* [Task brief]:
Your reply must be the number of lines in the entries that hold the word "caption", and nothing else.

--- Data records Enclosed Below ---

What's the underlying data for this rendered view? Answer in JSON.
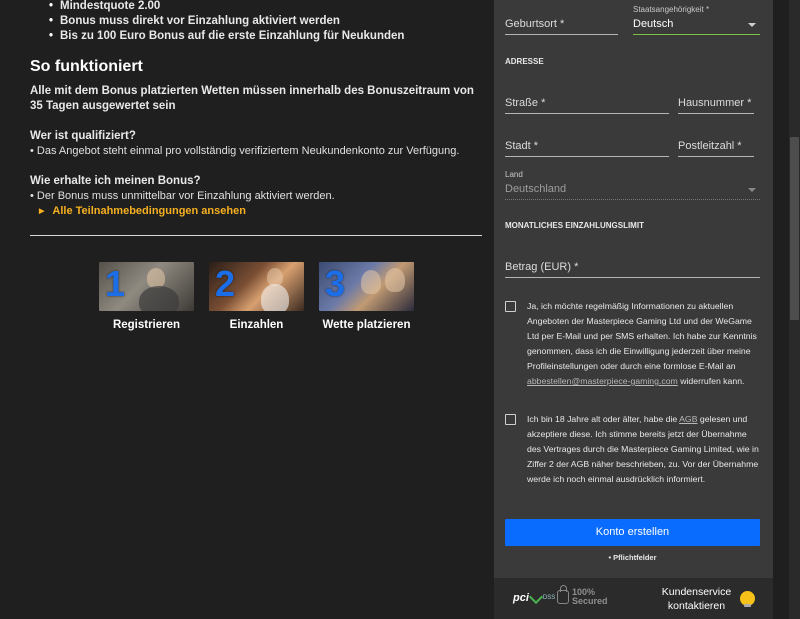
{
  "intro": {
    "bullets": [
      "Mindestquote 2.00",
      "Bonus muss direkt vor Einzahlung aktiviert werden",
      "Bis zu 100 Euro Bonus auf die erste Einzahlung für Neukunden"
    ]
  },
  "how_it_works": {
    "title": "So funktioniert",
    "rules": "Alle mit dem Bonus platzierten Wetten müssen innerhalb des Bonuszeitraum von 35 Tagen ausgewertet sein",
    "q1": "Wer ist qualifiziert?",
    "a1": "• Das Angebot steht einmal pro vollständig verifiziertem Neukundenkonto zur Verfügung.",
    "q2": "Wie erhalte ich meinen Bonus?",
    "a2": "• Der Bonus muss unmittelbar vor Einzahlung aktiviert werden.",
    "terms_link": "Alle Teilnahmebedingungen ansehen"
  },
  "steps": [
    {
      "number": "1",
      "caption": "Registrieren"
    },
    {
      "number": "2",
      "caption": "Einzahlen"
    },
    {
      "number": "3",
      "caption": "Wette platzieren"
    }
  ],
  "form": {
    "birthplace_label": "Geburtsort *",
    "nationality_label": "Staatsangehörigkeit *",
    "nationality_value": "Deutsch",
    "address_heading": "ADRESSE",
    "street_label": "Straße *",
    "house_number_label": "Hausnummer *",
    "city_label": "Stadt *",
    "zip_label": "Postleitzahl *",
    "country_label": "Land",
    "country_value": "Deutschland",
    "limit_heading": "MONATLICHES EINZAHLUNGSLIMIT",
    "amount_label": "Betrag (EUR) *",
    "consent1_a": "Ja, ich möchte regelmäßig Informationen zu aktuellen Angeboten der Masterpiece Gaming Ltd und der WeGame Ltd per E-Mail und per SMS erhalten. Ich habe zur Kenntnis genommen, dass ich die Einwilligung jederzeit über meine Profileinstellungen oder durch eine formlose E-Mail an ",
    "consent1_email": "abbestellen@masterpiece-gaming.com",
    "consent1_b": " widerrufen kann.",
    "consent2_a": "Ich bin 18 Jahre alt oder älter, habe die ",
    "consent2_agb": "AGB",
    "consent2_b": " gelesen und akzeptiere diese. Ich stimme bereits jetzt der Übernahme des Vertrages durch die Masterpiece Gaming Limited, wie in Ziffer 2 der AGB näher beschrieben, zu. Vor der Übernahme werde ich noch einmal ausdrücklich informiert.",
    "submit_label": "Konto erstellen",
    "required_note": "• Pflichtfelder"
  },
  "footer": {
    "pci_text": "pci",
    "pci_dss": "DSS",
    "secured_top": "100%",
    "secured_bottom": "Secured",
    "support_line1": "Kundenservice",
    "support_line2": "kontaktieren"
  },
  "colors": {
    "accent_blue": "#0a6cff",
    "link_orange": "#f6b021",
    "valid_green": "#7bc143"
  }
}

--- End of Enclosed Data records ---
--- Data records Enclosed Below ---

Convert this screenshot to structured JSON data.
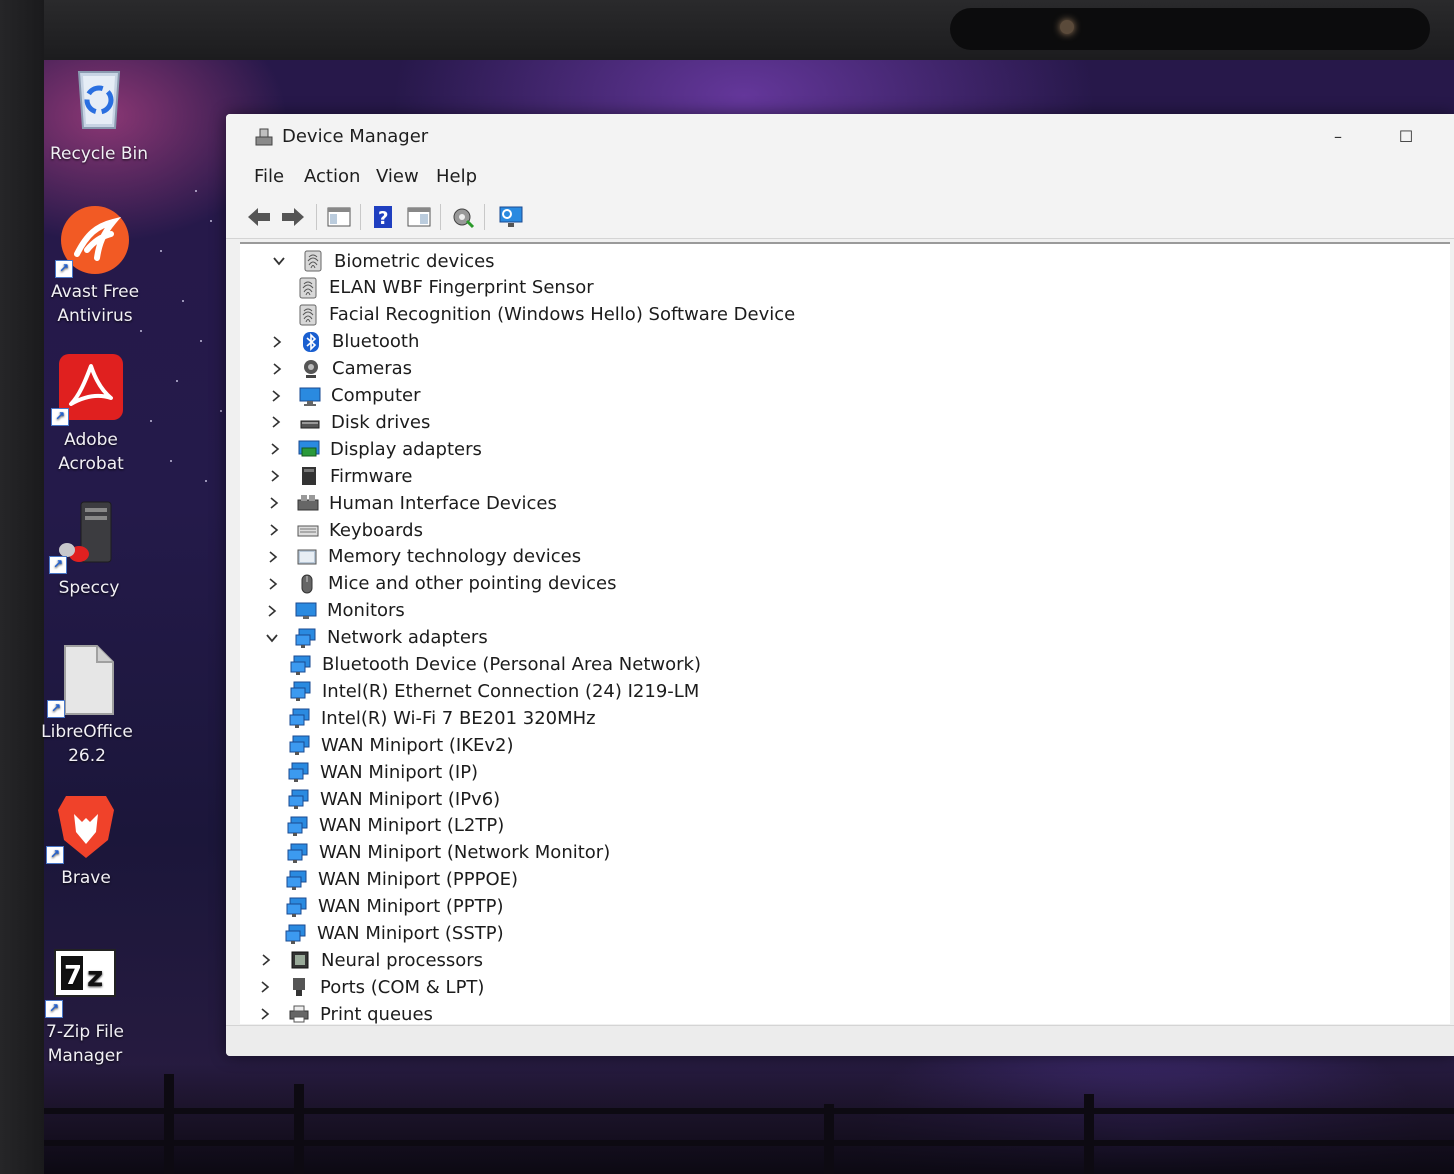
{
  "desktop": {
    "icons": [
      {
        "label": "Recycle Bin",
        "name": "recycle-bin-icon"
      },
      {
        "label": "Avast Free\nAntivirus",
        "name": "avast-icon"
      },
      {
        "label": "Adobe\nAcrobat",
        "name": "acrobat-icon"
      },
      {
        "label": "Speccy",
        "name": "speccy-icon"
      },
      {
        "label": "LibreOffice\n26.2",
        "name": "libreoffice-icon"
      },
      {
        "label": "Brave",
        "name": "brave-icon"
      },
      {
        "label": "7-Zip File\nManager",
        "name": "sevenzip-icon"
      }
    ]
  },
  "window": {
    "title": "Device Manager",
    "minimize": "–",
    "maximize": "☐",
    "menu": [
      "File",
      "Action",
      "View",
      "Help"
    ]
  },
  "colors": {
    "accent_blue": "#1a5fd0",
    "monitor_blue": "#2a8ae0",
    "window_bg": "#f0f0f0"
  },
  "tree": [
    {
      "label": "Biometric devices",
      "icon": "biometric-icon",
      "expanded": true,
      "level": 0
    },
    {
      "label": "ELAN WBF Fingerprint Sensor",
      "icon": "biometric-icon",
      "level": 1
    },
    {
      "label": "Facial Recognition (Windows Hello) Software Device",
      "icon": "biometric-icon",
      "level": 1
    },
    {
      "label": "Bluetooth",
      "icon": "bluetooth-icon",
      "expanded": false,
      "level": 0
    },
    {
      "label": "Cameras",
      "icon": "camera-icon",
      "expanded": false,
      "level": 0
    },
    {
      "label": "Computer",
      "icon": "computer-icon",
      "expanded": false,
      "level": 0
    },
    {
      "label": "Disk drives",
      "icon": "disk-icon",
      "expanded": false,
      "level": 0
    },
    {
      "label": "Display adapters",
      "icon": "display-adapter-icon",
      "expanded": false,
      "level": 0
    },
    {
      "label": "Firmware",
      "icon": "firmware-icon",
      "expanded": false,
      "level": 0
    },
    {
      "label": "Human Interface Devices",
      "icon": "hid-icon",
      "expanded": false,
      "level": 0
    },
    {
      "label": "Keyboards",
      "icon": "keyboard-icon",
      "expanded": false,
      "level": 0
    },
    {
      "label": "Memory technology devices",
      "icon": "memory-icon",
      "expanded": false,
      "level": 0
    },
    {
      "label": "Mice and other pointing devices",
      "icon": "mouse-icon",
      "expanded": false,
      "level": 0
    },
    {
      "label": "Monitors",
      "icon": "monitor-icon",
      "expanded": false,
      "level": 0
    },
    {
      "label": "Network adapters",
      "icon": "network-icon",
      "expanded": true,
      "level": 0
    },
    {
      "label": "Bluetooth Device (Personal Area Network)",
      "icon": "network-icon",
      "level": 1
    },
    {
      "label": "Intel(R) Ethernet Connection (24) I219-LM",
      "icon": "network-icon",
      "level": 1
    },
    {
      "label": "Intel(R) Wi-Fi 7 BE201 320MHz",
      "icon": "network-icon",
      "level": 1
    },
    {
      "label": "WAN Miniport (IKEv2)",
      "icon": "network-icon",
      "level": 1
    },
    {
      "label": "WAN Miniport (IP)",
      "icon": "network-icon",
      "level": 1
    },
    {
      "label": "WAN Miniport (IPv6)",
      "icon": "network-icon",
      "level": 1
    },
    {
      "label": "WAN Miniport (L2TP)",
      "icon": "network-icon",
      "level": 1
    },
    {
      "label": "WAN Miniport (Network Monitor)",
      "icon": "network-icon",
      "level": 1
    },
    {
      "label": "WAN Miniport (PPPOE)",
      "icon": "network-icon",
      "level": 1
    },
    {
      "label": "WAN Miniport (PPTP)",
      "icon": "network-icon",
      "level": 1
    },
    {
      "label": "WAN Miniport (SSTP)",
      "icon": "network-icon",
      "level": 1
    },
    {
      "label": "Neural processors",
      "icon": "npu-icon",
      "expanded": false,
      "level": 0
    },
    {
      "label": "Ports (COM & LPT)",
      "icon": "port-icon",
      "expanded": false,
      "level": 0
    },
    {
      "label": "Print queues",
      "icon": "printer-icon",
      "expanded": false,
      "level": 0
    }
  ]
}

--- End of Enclosed Data records ---

* [Result below]:
3